TASK DESCRIPTION:
Pick out all lines with the word "Σοῦλι" from the records that follow.

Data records
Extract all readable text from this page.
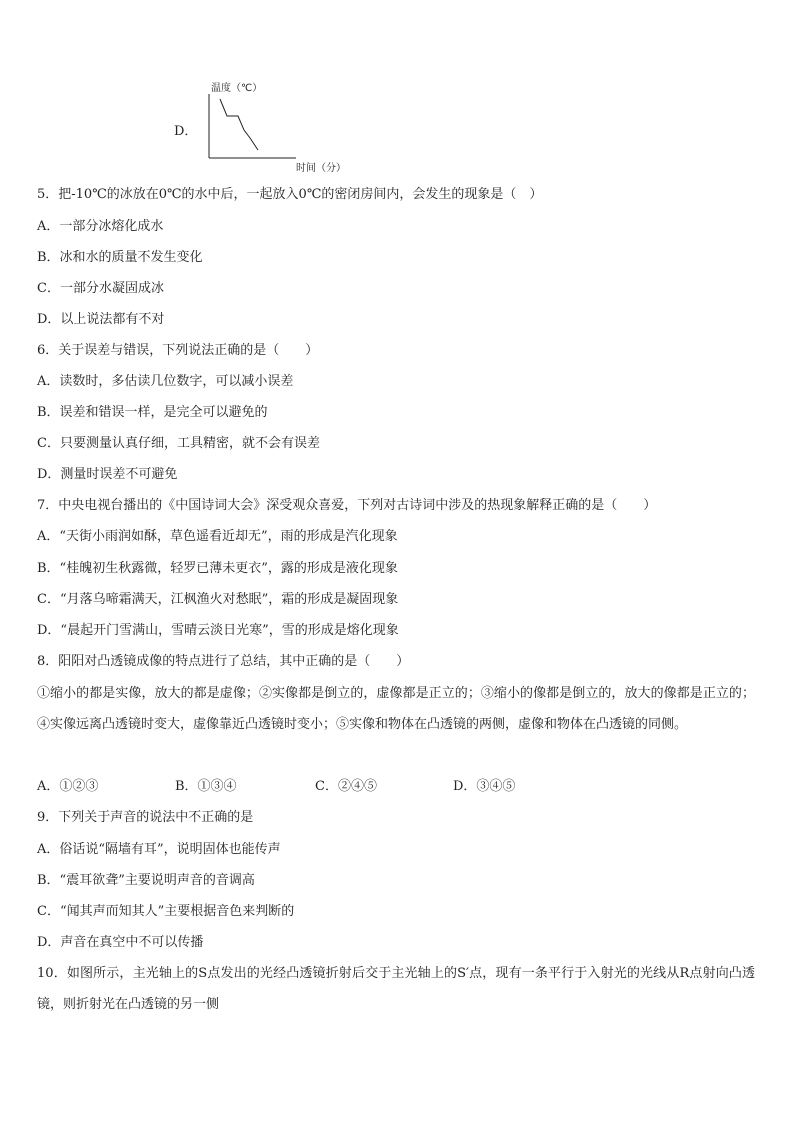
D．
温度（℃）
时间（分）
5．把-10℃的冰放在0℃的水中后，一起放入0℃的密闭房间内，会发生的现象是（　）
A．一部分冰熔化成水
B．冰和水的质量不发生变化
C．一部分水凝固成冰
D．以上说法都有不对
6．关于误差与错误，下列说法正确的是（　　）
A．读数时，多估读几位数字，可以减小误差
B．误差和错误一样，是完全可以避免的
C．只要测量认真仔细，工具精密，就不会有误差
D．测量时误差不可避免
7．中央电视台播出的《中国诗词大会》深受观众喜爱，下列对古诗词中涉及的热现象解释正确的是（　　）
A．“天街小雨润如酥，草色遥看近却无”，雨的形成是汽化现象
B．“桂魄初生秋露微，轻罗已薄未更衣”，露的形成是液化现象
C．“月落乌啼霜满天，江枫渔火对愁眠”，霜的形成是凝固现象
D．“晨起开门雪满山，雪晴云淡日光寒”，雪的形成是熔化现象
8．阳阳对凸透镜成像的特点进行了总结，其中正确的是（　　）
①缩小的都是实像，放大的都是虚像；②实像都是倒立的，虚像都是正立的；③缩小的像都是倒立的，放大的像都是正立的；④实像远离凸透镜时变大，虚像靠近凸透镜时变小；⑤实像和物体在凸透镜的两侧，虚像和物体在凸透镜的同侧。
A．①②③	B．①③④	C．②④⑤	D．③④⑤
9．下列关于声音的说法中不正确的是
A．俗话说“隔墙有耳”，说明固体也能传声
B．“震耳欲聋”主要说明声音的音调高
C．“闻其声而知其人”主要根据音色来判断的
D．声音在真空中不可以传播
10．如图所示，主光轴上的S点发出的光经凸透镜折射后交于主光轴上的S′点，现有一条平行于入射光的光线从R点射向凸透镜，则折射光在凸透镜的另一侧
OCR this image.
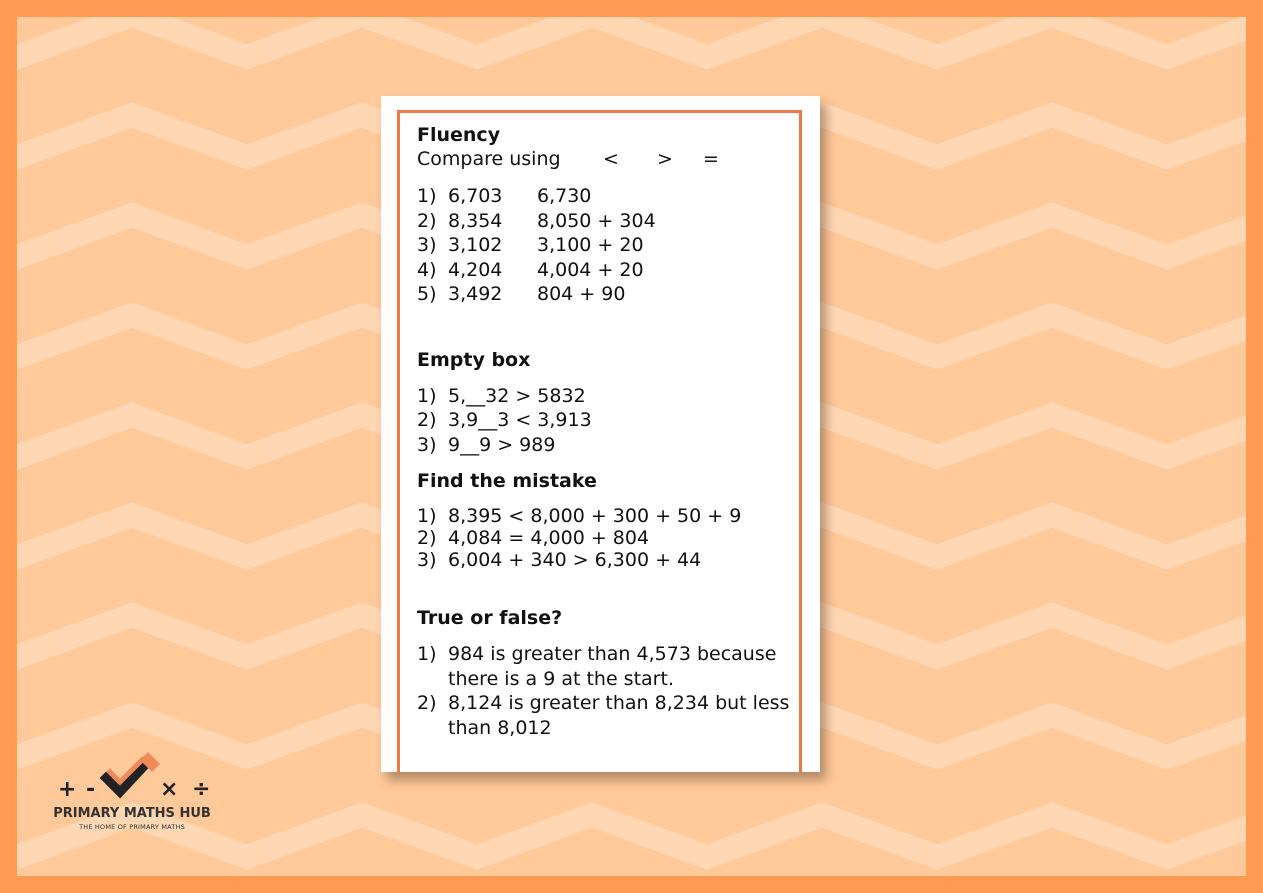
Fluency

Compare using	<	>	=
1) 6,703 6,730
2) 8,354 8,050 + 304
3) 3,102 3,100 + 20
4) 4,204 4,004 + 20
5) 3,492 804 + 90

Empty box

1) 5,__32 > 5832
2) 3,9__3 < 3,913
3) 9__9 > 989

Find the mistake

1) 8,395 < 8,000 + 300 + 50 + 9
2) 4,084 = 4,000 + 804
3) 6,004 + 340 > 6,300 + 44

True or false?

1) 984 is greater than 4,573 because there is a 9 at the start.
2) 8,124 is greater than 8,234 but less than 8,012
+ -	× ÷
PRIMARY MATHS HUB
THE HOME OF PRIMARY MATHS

==

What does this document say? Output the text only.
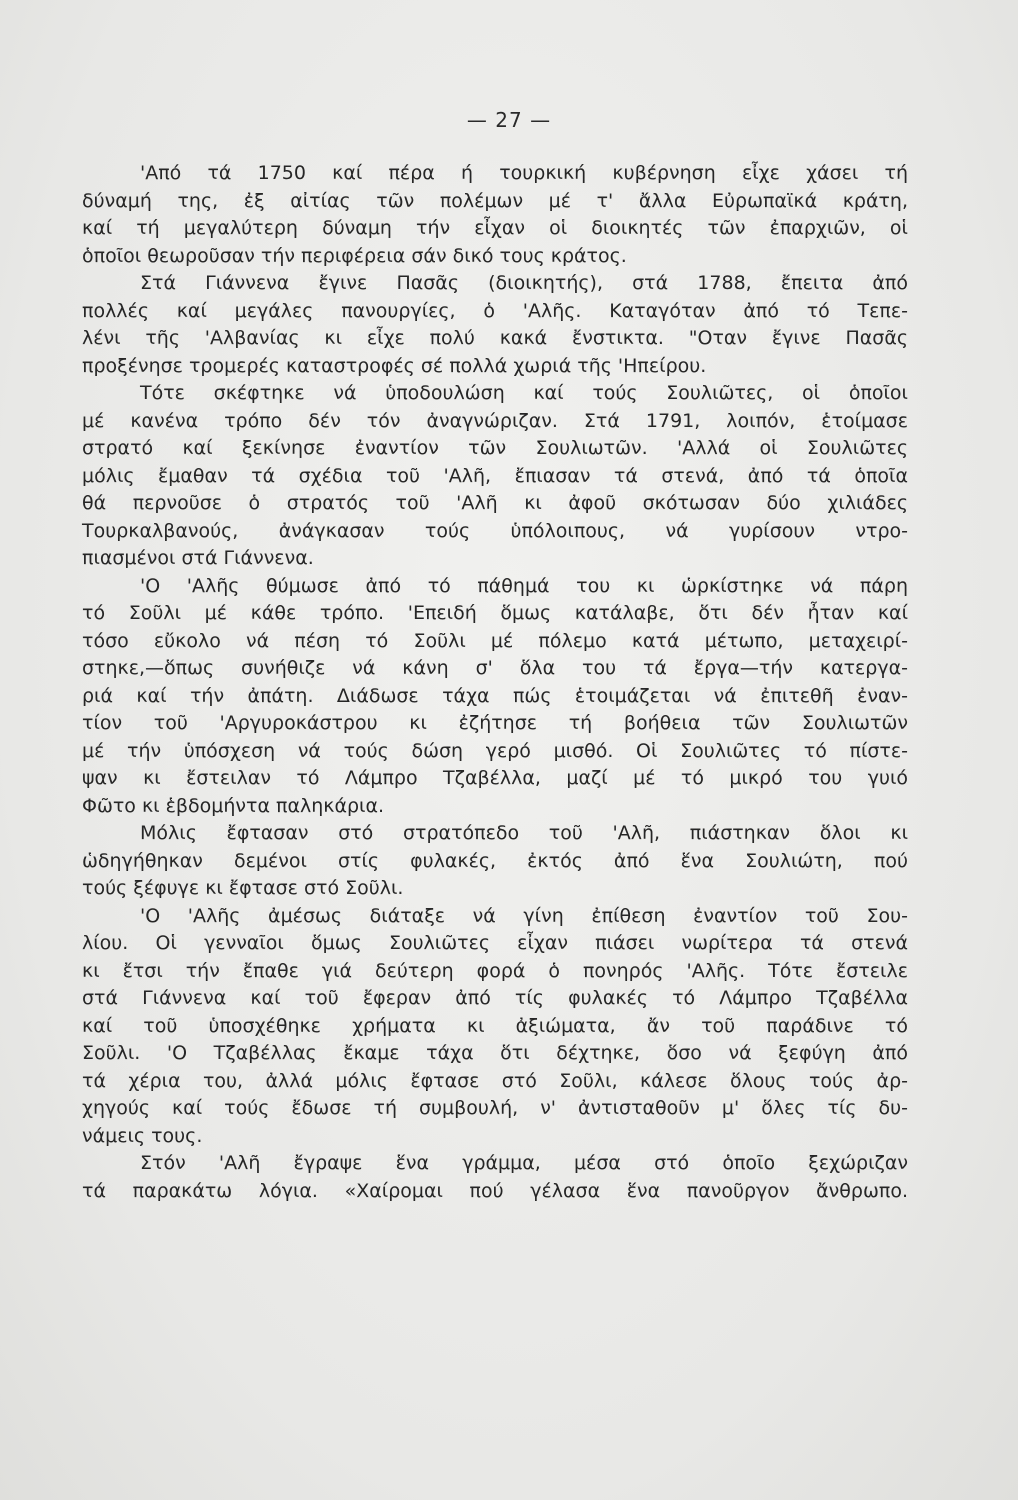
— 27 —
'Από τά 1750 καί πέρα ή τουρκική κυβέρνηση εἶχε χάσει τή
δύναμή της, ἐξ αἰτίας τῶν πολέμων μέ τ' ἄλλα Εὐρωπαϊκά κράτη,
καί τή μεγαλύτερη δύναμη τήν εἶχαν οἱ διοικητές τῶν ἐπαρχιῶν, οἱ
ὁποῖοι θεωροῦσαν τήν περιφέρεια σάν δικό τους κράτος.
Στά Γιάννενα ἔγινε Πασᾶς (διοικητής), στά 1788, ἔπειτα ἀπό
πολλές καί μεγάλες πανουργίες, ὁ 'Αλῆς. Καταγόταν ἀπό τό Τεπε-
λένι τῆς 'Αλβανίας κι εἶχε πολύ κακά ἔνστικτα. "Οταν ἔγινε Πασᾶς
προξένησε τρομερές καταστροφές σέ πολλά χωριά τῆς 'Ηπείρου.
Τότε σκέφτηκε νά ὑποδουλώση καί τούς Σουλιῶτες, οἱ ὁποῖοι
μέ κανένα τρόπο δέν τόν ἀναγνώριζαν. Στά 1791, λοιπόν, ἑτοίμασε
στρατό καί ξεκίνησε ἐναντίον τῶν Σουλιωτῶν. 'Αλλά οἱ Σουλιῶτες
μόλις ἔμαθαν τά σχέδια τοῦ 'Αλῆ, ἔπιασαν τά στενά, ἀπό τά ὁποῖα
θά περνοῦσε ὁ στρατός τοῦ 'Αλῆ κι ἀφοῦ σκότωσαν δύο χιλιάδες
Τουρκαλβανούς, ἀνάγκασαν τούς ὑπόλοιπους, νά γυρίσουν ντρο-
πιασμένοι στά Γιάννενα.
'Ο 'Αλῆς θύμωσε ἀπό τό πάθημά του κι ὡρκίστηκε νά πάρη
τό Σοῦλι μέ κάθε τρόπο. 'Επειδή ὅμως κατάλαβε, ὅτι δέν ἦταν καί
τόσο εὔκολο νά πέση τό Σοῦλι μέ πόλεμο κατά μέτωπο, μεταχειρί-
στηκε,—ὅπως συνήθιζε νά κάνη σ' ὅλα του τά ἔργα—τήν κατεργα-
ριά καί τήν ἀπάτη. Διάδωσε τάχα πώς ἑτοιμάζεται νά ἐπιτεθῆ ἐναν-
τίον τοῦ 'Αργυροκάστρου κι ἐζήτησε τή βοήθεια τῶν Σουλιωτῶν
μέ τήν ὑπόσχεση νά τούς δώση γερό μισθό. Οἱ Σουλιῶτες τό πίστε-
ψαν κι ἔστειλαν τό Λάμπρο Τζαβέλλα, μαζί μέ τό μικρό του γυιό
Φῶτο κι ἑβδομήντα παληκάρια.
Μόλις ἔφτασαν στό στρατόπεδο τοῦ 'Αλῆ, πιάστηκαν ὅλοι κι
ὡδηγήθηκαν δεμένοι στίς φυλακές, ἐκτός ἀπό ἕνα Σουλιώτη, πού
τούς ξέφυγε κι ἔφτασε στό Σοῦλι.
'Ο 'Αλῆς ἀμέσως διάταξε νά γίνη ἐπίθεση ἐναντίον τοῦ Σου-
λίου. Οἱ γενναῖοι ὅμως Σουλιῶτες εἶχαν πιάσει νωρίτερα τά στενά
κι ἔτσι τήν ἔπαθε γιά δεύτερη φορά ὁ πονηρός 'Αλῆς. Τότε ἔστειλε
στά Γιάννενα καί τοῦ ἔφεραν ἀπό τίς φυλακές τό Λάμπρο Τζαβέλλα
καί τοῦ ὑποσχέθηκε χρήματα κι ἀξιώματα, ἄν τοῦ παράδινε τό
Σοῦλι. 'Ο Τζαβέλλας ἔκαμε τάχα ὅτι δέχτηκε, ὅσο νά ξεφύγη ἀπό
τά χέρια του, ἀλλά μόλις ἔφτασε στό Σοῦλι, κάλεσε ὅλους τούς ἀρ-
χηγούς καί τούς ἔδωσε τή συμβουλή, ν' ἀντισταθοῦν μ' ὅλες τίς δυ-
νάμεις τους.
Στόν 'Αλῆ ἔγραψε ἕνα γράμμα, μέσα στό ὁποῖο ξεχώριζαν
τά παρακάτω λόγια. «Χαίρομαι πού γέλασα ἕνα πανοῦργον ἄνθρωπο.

...

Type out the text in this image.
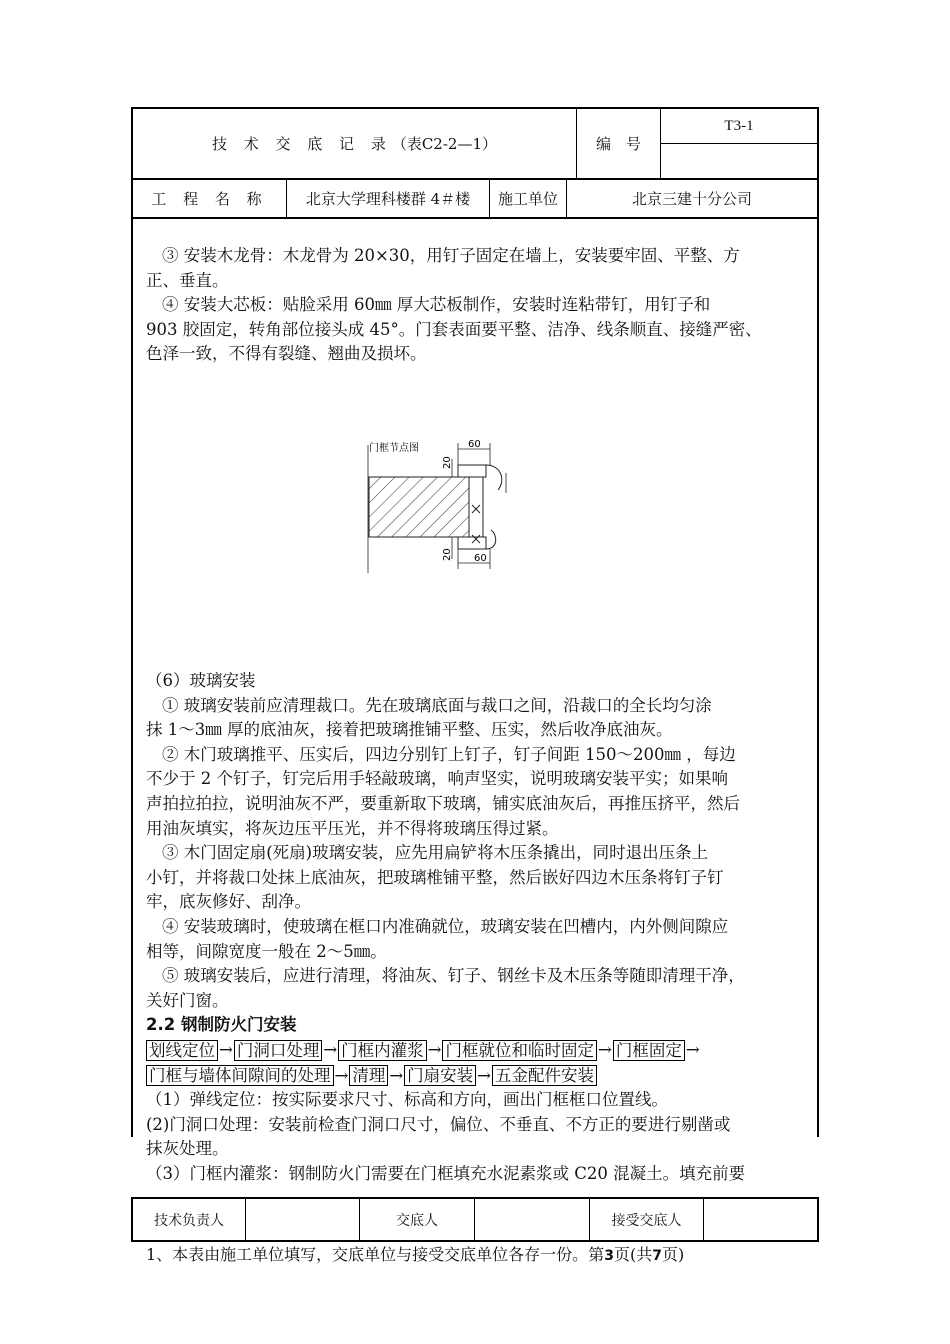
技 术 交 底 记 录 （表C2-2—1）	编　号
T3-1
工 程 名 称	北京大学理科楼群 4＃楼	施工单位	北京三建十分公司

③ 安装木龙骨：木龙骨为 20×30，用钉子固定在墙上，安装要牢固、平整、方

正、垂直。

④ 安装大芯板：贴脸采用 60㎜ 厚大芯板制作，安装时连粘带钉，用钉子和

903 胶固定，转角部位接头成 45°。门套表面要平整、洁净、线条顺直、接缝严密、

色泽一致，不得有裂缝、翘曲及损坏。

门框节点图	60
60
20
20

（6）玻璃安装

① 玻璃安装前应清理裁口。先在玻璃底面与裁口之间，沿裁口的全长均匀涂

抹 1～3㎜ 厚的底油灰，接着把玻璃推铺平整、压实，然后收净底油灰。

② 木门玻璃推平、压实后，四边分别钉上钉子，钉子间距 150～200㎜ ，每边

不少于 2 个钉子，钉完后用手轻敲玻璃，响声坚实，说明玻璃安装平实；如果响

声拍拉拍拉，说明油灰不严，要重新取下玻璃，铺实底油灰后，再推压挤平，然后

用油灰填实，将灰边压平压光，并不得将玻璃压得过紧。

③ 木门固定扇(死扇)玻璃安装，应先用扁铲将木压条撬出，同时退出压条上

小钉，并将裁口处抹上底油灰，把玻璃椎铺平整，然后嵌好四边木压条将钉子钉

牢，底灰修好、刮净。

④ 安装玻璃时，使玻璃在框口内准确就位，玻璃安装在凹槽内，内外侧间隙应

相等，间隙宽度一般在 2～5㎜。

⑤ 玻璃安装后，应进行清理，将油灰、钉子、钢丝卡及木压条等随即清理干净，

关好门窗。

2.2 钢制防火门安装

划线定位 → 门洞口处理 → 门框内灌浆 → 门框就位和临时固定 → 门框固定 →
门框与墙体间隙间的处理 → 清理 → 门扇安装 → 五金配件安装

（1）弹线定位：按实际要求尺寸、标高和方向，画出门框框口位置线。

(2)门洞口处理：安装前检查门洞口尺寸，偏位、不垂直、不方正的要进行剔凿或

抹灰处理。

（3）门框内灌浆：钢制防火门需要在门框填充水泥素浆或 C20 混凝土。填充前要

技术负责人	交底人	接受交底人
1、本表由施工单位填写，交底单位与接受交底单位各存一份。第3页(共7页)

FULL ANSWER:
τό Σοῦλι μέ κάθε τρόπο. 'Επειδή ὅμως κατάλαβε, ὅτι δέν ἦταν καί
τόσο εὔκολο νά πέση τό Σοῦλι μέ πόλεμο κατά μέτωπο, μεταχειρί-
τούς ξέφυγε κι ἔφτασε στό Σοῦλι.
Σοῦλι. 'Ο Τζαβέλλας ἔκαμε τάχα ὅτι δέχτηκε, ὅσο νά ξεφύγη ἀπό
τά χέρια του, ἀλλά μόλις ἔφτασε στό Σοῦλι, κάλεσε ὅλους τούς ἀρ-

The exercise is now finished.